== EXERCISE GOAL ==
Your answer should be a single number: the count of lines that hold the word "dans".

====== EXCERPTED RECORDS ======

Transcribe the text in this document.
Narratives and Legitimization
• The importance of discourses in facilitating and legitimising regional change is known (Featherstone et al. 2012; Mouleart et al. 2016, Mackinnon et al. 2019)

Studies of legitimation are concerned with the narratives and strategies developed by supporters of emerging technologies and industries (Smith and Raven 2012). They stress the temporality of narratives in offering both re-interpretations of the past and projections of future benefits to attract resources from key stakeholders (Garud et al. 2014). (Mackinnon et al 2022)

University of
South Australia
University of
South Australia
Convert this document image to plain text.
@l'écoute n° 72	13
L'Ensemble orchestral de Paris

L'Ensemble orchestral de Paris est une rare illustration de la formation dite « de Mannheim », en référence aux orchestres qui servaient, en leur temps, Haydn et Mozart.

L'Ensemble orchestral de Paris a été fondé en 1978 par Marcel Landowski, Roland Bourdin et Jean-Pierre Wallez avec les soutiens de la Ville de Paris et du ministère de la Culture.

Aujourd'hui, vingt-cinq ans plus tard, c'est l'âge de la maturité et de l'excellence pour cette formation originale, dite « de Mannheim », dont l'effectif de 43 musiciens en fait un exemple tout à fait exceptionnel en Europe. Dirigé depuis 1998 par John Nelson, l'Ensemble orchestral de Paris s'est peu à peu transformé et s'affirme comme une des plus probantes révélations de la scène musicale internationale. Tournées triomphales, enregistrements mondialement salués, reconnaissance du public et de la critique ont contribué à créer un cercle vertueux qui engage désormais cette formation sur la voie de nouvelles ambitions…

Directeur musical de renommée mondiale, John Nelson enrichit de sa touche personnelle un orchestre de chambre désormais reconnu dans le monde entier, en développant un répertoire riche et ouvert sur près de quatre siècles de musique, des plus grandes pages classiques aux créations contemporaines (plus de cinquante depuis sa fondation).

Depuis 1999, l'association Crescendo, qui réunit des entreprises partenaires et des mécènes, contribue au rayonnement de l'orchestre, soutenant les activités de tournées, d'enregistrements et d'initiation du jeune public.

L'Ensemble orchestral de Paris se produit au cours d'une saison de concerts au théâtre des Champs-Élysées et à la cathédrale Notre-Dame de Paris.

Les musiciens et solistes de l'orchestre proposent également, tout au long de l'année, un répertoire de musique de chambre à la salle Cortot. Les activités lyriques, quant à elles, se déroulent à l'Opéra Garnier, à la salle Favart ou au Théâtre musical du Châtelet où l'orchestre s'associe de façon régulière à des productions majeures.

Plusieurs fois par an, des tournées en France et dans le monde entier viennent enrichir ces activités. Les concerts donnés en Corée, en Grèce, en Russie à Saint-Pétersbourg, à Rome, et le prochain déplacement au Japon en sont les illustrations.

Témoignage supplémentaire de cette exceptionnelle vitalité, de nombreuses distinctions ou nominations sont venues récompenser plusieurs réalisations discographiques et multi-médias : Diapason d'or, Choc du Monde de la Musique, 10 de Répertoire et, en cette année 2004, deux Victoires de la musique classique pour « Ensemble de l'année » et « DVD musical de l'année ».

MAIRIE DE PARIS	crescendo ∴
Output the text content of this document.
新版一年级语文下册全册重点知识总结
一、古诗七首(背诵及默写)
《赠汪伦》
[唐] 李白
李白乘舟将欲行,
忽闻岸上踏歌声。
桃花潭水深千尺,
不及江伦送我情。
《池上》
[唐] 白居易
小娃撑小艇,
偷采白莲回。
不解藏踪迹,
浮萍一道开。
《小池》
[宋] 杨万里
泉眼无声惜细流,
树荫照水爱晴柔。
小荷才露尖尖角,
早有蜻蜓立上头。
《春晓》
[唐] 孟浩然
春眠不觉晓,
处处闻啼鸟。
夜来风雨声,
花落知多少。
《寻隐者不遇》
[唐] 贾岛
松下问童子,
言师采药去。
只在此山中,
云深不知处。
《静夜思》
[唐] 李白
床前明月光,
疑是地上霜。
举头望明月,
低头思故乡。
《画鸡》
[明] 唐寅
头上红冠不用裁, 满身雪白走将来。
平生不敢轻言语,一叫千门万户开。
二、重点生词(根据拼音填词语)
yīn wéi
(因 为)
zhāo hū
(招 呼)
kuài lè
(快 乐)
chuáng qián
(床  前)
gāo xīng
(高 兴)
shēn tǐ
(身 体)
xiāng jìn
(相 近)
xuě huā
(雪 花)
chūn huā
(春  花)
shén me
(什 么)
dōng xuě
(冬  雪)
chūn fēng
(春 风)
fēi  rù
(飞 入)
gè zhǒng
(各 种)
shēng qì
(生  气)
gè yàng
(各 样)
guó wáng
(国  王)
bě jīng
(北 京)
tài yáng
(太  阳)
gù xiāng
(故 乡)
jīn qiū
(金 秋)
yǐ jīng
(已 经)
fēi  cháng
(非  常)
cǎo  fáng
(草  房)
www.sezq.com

======

== RESULT ==
2